* **Required work**:
Check every line of the material below for the string "dotted", and return the ones that have it.

* **Records supplied**:
** Start **
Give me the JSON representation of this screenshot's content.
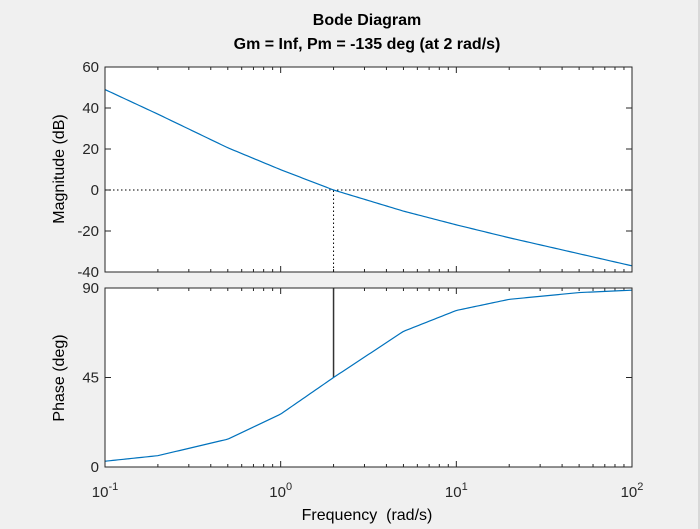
{
  "chart_data": [
    {
      "type": "line",
      "panel": "magnitude",
      "title": "Bode Diagram",
      "subtitle": "Gm = Inf,  Pm = -135 deg (at 2 rad/s)",
      "ylabel": "Magnitude (dB)",
      "xlabel": "",
      "xscale": "log",
      "xlim": [
        0.1,
        100
      ],
      "ylim": [
        -40,
        60
      ],
      "yticks": [
        "60",
        "40",
        "20",
        "0",
        "-20",
        "-40"
      ],
      "ytick_values": [
        60,
        40,
        20,
        0,
        -20,
        -40
      ],
      "grid": false,
      "series": [
        {
          "color": "#0072bd",
          "x": [
            0.1,
            0.2,
            0.5,
            1,
            2,
            5,
            10,
            20,
            50,
            100
          ],
          "y": [
            49,
            37,
            20.6,
            9.9,
            0,
            -10.3,
            -17,
            -23.3,
            -31.1,
            -37
          ]
        }
      ],
      "annotations": [
        {
          "kind": "dotted-hline",
          "y": 0
        },
        {
          "kind": "dotted-vline",
          "x": 2,
          "y_from": -40,
          "y_to": 0
        }
      ]
    },
    {
      "type": "line",
      "panel": "phase",
      "ylabel": "Phase (deg)",
      "xlabel": "Frequency  (rad/s)",
      "xscale": "log",
      "xlim": [
        0.1,
        100
      ],
      "ylim": [
        0,
        90
      ],
      "yticks": [
        "90",
        "45",
        "0"
      ],
      "ytick_values": [
        90,
        45,
        0
      ],
      "xtick_values": [
        0.1,
        1,
        10,
        100
      ],
      "xticks": [
        {
          "base": "10",
          "exp": "-1"
        },
        {
          "base": "10",
          "exp": "0"
        },
        {
          "base": "10",
          "exp": "1"
        },
        {
          "base": "10",
          "exp": "2"
        }
      ],
      "grid": false,
      "series": [
        {
          "color": "#0072bd",
          "x": [
            0.1,
            0.2,
            0.5,
            1,
            2,
            5,
            10,
            20,
            50,
            100
          ],
          "y": [
            2.9,
            5.7,
            14,
            26.6,
            45,
            68.2,
            78.7,
            84.3,
            87.7,
            88.9
          ]
        }
      ],
      "annotations": [
        {
          "kind": "solid-vline",
          "x": 2,
          "y_from": 45,
          "y_to": 90
        }
      ]
    }
  ]
}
** End **
* **Answer in full**:
          "kind": "dotted-hline",
          "kind": "dotted-vline",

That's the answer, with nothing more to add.